- Task inputs:
^^^^
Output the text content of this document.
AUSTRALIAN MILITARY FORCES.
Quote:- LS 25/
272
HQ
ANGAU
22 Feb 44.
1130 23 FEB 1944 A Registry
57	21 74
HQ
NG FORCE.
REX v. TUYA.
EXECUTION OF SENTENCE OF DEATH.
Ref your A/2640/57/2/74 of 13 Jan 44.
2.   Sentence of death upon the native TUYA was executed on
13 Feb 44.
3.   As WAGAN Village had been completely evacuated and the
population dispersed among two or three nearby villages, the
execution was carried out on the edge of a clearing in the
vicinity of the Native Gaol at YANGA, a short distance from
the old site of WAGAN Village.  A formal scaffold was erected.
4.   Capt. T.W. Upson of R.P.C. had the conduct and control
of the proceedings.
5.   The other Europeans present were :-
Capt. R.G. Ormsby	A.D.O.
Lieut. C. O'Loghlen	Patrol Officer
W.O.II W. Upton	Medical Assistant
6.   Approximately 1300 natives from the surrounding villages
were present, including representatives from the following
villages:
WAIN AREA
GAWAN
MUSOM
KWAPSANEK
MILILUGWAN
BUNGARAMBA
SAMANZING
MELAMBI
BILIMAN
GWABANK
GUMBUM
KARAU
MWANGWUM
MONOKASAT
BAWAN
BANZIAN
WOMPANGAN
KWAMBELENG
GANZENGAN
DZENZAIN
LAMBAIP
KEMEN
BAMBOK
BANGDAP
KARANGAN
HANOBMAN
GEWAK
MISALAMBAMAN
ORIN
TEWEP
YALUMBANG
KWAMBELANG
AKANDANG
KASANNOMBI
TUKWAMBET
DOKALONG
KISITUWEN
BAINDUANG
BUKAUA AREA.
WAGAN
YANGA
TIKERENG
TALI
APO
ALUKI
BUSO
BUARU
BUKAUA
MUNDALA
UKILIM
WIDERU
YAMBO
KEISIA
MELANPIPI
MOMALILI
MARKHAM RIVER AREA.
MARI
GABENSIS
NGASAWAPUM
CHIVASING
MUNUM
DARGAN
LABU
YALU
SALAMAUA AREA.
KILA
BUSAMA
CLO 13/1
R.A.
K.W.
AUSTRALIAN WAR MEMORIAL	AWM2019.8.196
^^^^
- Task description:
Output every entry shown above, exactly.

- Finished exercise:
Output the text content of this document.
AUSTRALIAN MILITARY FORCES.
Quote:- LS 25/
272
HQ
ANGAU
22 Feb 44.
1130 23 FEB 1944 A Registry
57	21 74
HQ
NG FORCE.
REX v. TUYA.
EXECUTION OF SENTENCE OF DEATH.
Ref your A/2640/57/2/74 of 13 Jan 44.
2.   Sentence of death upon the native TUYA was executed on
13 Feb 44.
3.   As WAGAN Village had been completely evacuated and the
population dispersed among two or three nearby villages, the
execution was carried out on the edge of a clearing in the
vicinity of the Native Gaol at YANGA, a short distance from
the old site of WAGAN Village.  A formal scaffold was erected.
4.   Capt. T.W. Upson of R.P.C. had the conduct and control
of the proceedings.
5.   The other Europeans present were :-
Capt. R.G. Ormsby	A.D.O.
Lieut. C. O'Loghlen	Patrol Officer
W.O.II W. Upton	Medical Assistant
6.   Approximately 1300 natives from the surrounding villages
were present, including representatives from the following
villages:
WAIN AREA
GAWAN
MUSOM
KWAPSANEK
MILILUGWAN
BUNGARAMBA
SAMANZING
MELAMBI
BILIMAN
GWABANK
GUMBUM
KARAU
MWANGWUM
MONOKASAT
BAWAN
BANZIAN
WOMPANGAN
KWAMBELENG
GANZENGAN
DZENZAIN
LAMBAIP
KEMEN
BAMBOK
BANGDAP
KARANGAN
HANOBMAN
GEWAK
MISALAMBAMAN
ORIN
TEWEP
YALUMBANG
KWAMBELANG
AKANDANG
KASANNOMBI
TUKWAMBET
DOKALONG
KISITUWEN
BAINDUANG
BUKAUA AREA.
WAGAN
YANGA
TIKERENG
TALI
APO
ALUKI
BUSO
BUARU
BUKAUA
MUNDALA
UKILIM
WIDERU
YAMBO
KEISIA
MELANPIPI
MOMALILI
MARKHAM RIVER AREA.
MARI
GABENSIS
NGASAWAPUM
CHIVASING
MUNUM
DARGAN
LABU
YALU
SALAMAUA AREA.
KILA
BUSAMA
CLO 13/1
R.A.
K.W.
AUSTRALIAN WAR MEMORIAL	AWM2019.8.196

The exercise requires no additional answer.